Saved entries
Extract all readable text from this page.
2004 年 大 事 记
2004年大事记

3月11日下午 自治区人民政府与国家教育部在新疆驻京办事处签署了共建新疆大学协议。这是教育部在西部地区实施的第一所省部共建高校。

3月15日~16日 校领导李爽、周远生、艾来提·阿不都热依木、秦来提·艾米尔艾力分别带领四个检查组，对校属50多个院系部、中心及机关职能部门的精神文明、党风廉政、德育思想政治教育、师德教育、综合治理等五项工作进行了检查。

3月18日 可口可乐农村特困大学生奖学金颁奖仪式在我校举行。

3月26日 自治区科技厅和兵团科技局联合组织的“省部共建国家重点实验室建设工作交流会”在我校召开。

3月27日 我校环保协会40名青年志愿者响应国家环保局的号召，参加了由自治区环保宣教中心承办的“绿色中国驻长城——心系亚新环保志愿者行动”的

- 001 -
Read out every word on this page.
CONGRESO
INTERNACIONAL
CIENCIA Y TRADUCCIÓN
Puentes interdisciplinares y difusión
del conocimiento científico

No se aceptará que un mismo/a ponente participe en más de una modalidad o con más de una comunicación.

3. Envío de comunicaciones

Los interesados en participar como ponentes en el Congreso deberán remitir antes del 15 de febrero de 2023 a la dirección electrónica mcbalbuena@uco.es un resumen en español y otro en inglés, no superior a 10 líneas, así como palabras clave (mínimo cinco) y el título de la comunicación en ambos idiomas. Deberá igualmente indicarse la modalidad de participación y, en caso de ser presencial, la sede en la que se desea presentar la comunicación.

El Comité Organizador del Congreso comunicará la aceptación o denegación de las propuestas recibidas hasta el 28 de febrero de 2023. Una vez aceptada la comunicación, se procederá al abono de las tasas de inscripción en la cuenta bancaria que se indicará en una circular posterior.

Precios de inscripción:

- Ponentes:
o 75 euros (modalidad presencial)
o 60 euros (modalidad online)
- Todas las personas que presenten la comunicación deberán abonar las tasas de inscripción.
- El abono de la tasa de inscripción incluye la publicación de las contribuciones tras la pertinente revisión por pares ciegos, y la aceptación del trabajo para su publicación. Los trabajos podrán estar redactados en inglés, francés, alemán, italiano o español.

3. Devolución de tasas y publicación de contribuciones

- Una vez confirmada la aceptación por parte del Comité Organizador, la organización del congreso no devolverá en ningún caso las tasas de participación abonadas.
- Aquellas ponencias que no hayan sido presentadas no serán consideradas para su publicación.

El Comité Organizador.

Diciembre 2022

**WORK TO COMPLETE**
Please restate the records in full, word for word.

**SOLVED EXERCISE**
Extract all readable text from this page.
2004 年 大 事 记
2004年大事记

3月11日下午 自治区人民政府与国家教育部在新疆驻京办事处签署了共建新疆大学协议。这是教育部在西部地区实施的第一所省部共建高校。

3月15日~16日 校领导李爽、周远生、艾来提·阿不都热依木、秦来提·艾米尔艾力分别带领四个检查组，对校属50多个院系部、中心及机关职能部门的精神文明、党风廉政、德育思想政治教育、师德教育、综合治理等五项工作进行了检查。

3月18日 可口可乐农村特困大学生奖学金颁奖仪式在我校举行。

3月26日 自治区科技厅和兵团科技局联合组织的“省部共建国家重点实验室建设工作交流会”在我校召开。

3月27日 我校环保协会40名青年志愿者响应国家环保局的号召，参加了由自治区环保宣教中心承办的“绿色中国驻长城——心系亚新环保志愿者行动”的

- 001 -
Read out every word on this page.
CONGRESO
INTERNACIONAL
CIENCIA Y TRADUCCIÓN
Puentes interdisciplinares y difusión
del conocimiento científico

No se aceptará que un mismo/a ponente participe en más de una modalidad o con más de una comunicación.

3. Envío de comunicaciones

Los interesados en participar como ponentes en el Congreso deberán remitir antes del 15 de febrero de 2023 a la dirección electrónica mcbalbuena@uco.es un resumen en español y otro en inglés, no superior a 10 líneas, así como palabras clave (mínimo cinco) y el título de la comunicación en ambos idiomas. Deberá igualmente indicarse la modalidad de participación y, en caso de ser presencial, la sede en la que se desea presentar la comunicación.

El Comité Organizador del Congreso comunicará la aceptación o denegación de las propuestas recibidas hasta el 28 de febrero de 2023. Una vez aceptada la comunicación, se procederá al abono de las tasas de inscripción en la cuenta bancaria que se indicará en una circular posterior.

Precios de inscripción:

- Ponentes:
o 75 euros (modalidad presencial)
o 60 euros (modalidad online)
- Todas las personas que presenten la comunicación deberán abonar las tasas de inscripción.
- El abono de la tasa de inscripción incluye la publicación de las contribuciones tras la pertinente revisión por pares ciegos, y la aceptación del trabajo para su publicación. Los trabajos podrán estar redactados en inglés, francés, alemán, italiano o español.

3. Devolución de tasas y publicación de contribuciones

- Una vez confirmada la aceptación por parte del Comité Organizador, la organización del congreso no devolverá en ningún caso las tasas de participación abonadas.
- Aquellas ponencias que no hayan sido presentadas no serán consideradas para su publicación.

El Comité Organizador.

Diciembre 2022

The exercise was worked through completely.